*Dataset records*
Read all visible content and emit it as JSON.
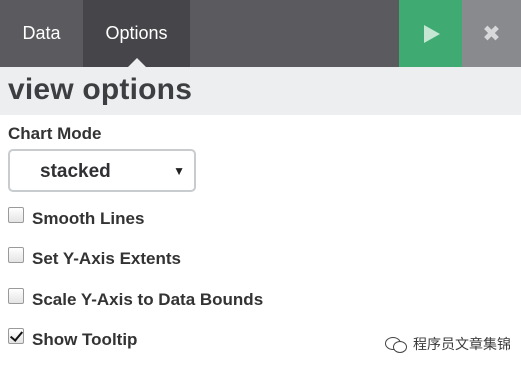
{
  "tabs": {
    "data_label": "Data",
    "options_label": "Options"
  },
  "toolbar": {
    "run_icon": "play-icon",
    "close_icon": "close-icon",
    "close_glyph": "✖"
  },
  "panel": {
    "title": "view options",
    "chart_mode": {
      "label": "Chart Mode",
      "selected": "stacked"
    },
    "options": [
      {
        "label": "Smooth Lines",
        "checked": false
      },
      {
        "label": "Set Y-Axis Extents",
        "checked": false
      },
      {
        "label": "Scale Y-Axis to Data Bounds",
        "checked": false
      },
      {
        "label": "Show Tooltip",
        "checked": true
      }
    ]
  },
  "watermark": {
    "text": "程序员文章集锦"
  },
  "colors": {
    "topbar": "#5a5a5f",
    "active_tab": "#45454a",
    "run_button": "#3faa72",
    "close_button": "#888a8d",
    "header_band": "#eceeef"
  }
}
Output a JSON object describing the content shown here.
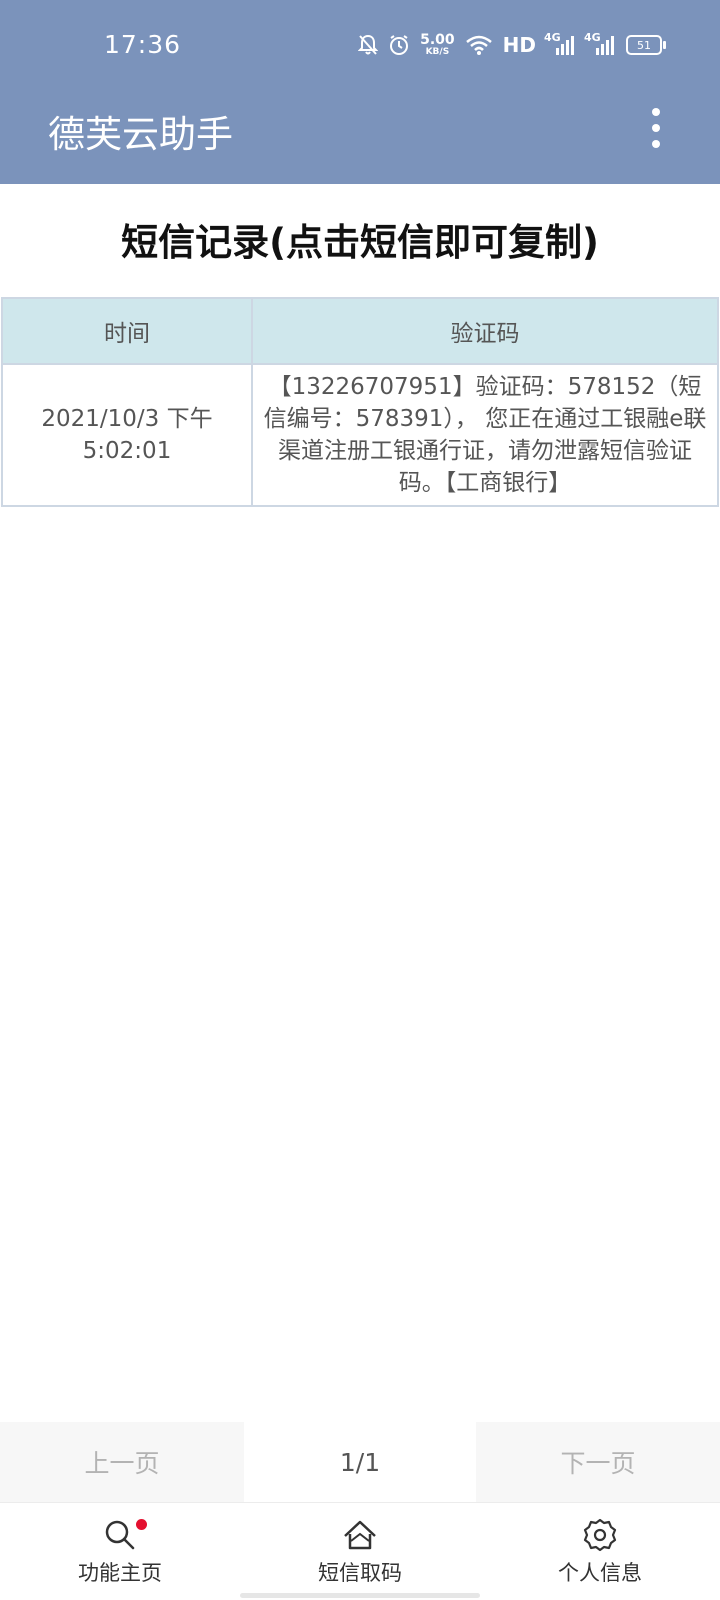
{
  "status_bar": {
    "time": "17:36",
    "net_speed_value": "5.00",
    "net_speed_unit": "KB/S",
    "hd_label": "HD",
    "sim1_tag": "4G",
    "sim2_tag": "4G",
    "battery": "51"
  },
  "app_bar": {
    "title": "德芙云助手"
  },
  "page": {
    "title": "短信记录(点击短信即可复制)"
  },
  "table": {
    "headers": {
      "time": "时间",
      "code": "验证码"
    },
    "rows": [
      {
        "time": "2021/10/3 下午5:02:01",
        "message": "【13226707951】验证码：578152（短信编号：578391）， 您正在通过工银融e联渠道注册工银通行证，请勿泄露短信验证码。【工商银行】"
      }
    ]
  },
  "pagination": {
    "prev_label": "上一页",
    "page_indicator": "1/1",
    "next_label": "下一页"
  },
  "bottom_nav": {
    "items": [
      {
        "label": "功能主页",
        "icon": "search-icon"
      },
      {
        "label": "短信取码",
        "icon": "home-icon"
      },
      {
        "label": "个人信息",
        "icon": "gear-icon"
      }
    ]
  },
  "colors": {
    "app_bar": "#7b93bb",
    "table_header": "#cfe7ec",
    "badge": "#e4102f"
  }
}
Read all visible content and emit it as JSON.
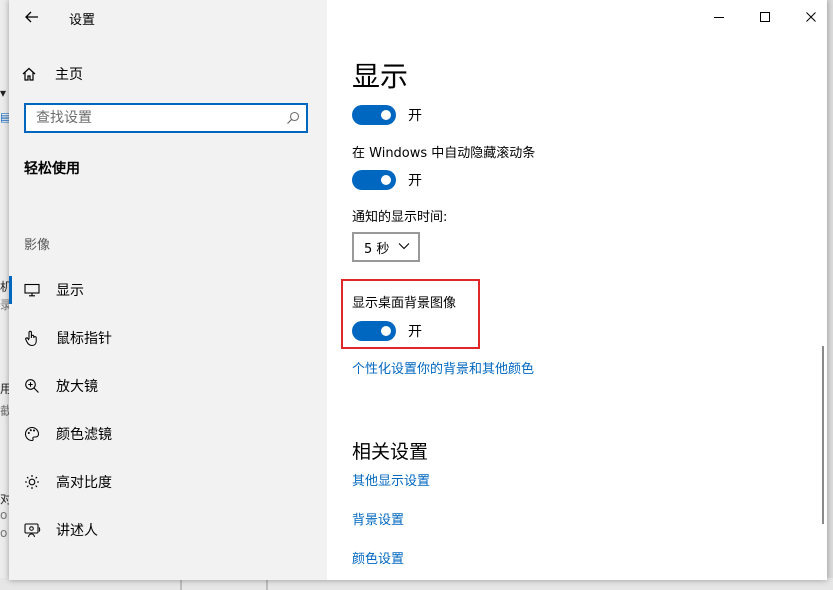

*What the task requires*
Transcribe every entry word for word, but omit the pictures.

*Solution*
Read all visible content and emit it as JSON.
{
  "tabs": {
    "data_label": "Data",
    "options_label": "Options"
  },
  "toolbar": {
    "run_icon": "play-icon",
    "close_icon": "close-icon",
    "close_glyph": "✖"
  },
  "panel": {
    "title": "view options",
    "chart_mode": {
      "label": "Chart Mode",
      "selected": "stacked"
    },
    "options": [
      {
        "label": "Smooth Lines",
        "checked": false
      },
      {
        "label": "Set Y-Axis Extents",
        "checked": false
      },
      {
        "label": "Scale Y-Axis to Data Bounds",
        "checked": false
      },
      {
        "label": "Show Tooltip",
        "checked": true
      }
    ]
  },
  "watermark": {
    "text": "程序员文章集锦"
  },
  "colors": {
    "topbar": "#5a5a5f",
    "active_tab": "#45454a",
    "run_button": "#3faa72",
    "close_button": "#888a8d",
    "header_band": "#eceeef"
  }
}
Output a JSON object describing the content shown here.
{
  "status_bar": {
    "time": "17:36",
    "net_speed_value": "5.00",
    "net_speed_unit": "KB/S",
    "hd_label": "HD",
    "sim1_tag": "4G",
    "sim2_tag": "4G",
    "battery": "51"
  },
  "app_bar": {
    "title": "德芙云助手"
  },
  "page": {
    "title": "短信记录(点击短信即可复制)"
  },
  "table": {
    "headers": {
      "time": "时间",
      "code": "验证码"
    },
    "rows": [
      {
        "time": "2021/10/3 下午5:02:01",
        "message": "【13226707951】验证码：578152（短信编号：578391）， 您正在通过工银融e联渠道注册工银通行证，请勿泄露短信验证码。【工商银行】"
      }
    ]
  },
  "pagination": {
    "prev_label": "上一页",
    "page_indicator": "1/1",
    "next_label": "下一页"
  },
  "bottom_nav": {
    "items": [
      {
        "label": "功能主页",
        "icon": "search-icon"
      },
      {
        "label": "短信取码",
        "icon": "home-icon"
      },
      {
        "label": "个人信息",
        "icon": "gear-icon"
      }
    ]
  },
  "colors": {
    "app_bar": "#7b93bb",
    "table_header": "#cfe7ec",
    "badge": "#e4102f"
  }
}
Read all visible content and emit it as JSON.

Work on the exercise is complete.